TASK REQUIREMENTS | Reproduce the records below in their entirety, character for character.

Items from a data source
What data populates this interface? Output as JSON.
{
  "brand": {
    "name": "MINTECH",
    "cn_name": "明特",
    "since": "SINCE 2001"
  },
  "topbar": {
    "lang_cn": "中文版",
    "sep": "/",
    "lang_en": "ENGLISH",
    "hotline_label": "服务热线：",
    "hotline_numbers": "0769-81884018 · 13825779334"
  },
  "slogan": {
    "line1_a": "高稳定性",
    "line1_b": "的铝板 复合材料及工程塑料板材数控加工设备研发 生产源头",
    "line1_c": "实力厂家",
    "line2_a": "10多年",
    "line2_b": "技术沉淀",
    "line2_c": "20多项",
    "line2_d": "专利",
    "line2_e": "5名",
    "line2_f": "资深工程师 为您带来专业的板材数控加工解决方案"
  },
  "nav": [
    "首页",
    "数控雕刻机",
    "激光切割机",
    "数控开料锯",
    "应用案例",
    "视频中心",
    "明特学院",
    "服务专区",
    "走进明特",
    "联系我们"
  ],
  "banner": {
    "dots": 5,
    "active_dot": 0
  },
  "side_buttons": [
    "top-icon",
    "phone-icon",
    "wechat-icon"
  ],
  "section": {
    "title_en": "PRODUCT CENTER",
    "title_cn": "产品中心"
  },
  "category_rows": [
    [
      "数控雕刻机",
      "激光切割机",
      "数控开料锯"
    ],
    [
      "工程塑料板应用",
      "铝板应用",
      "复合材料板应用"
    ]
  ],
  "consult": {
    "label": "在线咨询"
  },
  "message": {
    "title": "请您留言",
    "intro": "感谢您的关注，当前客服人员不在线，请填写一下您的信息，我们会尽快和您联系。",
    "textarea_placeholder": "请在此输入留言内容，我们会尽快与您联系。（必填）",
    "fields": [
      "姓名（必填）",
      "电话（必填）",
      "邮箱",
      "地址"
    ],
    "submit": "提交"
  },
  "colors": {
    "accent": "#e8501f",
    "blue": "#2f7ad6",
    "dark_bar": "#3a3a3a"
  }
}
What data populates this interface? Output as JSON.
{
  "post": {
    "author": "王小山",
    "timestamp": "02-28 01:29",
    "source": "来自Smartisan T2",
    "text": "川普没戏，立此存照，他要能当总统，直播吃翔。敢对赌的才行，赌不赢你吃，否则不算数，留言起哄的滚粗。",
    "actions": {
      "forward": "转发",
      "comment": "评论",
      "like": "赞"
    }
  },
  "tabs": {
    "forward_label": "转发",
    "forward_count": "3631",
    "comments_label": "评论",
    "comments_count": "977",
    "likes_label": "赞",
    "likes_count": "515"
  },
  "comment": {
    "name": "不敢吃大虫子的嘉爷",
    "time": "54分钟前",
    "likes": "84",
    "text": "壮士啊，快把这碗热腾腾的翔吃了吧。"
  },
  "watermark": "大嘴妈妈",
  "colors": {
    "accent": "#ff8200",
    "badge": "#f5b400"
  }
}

ANSWER TO THIS EXERCISE |
What data populates this interface? Output as JSON.
{
  "brand": {
    "name": "MINTECH",
    "cn_name": "明特",
    "since": "SINCE 2001"
  },
  "topbar": {
    "lang_cn": "中文版",
    "sep": "/",
    "lang_en": "ENGLISH",
    "hotline_label": "服务热线：",
    "hotline_numbers": "0769-81884018 · 13825779334"
  },
  "slogan": {
    "line1_a": "高稳定性",
    "line1_b": "的铝板 复合材料及工程塑料板材数控加工设备研发 生产源头",
    "line1_c": "实力厂家",
    "line2_a": "10多年",
    "line2_b": "技术沉淀",
    "line2_c": "20多项",
    "line2_d": "专利",
    "line2_e": "5名",
    "line2_f": "资深工程师 为您带来专业的板材数控加工解决方案"
  },
  "nav": [
    "首页",
    "数控雕刻机",
    "激光切割机",
    "数控开料锯",
    "应用案例",
    "视频中心",
    "明特学院",
    "服务专区",
    "走进明特",
    "联系我们"
  ],
  "banner": {
    "dots": 5,
    "active_dot": 0
  },
  "side_buttons": [
    "top-icon",
    "phone-icon",
    "wechat-icon"
  ],
  "section": {
    "title_en": "PRODUCT CENTER",
    "title_cn": "产品中心"
  },
  "category_rows": [
    [
      "数控雕刻机",
      "激光切割机",
      "数控开料锯"
    ],
    [
      "工程塑料板应用",
      "铝板应用",
      "复合材料板应用"
    ]
  ],
  "consult": {
    "label": "在线咨询"
  },
  "message": {
    "title": "请您留言",
    "intro": "感谢您的关注，当前客服人员不在线，请填写一下您的信息，我们会尽快和您联系。",
    "textarea_placeholder": "请在此输入留言内容，我们会尽快与您联系。（必填）",
    "fields": [
      "姓名（必填）",
      "电话（必填）",
      "邮箱",
      "地址"
    ],
    "submit": "提交"
  },
  "colors": {
    "accent": "#e8501f",
    "blue": "#2f7ad6",
    "dark_bar": "#3a3a3a"
  }
}
What data populates this interface? Output as JSON.
{
  "post": {
    "author": "王小山",
    "timestamp": "02-28 01:29",
    "source": "来自Smartisan T2",
    "text": "川普没戏，立此存照，他要能当总统，直播吃翔。敢对赌的才行，赌不赢你吃，否则不算数，留言起哄的滚粗。",
    "actions": {
      "forward": "转发",
      "comment": "评论",
      "like": "赞"
    }
  },
  "tabs": {
    "forward_label": "转发",
    "forward_count": "3631",
    "comments_label": "评论",
    "comments_count": "977",
    "likes_label": "赞",
    "likes_count": "515"
  },
  "comment": {
    "name": "不敢吃大虫子的嘉爷",
    "time": "54分钟前",
    "likes": "84",
    "text": "壮士啊，快把这碗热腾腾的翔吃了吧。"
  },
  "watermark": "大嘴妈妈",
  "colors": {
    "accent": "#ff8200",
    "badge": "#f5b400"
  }
}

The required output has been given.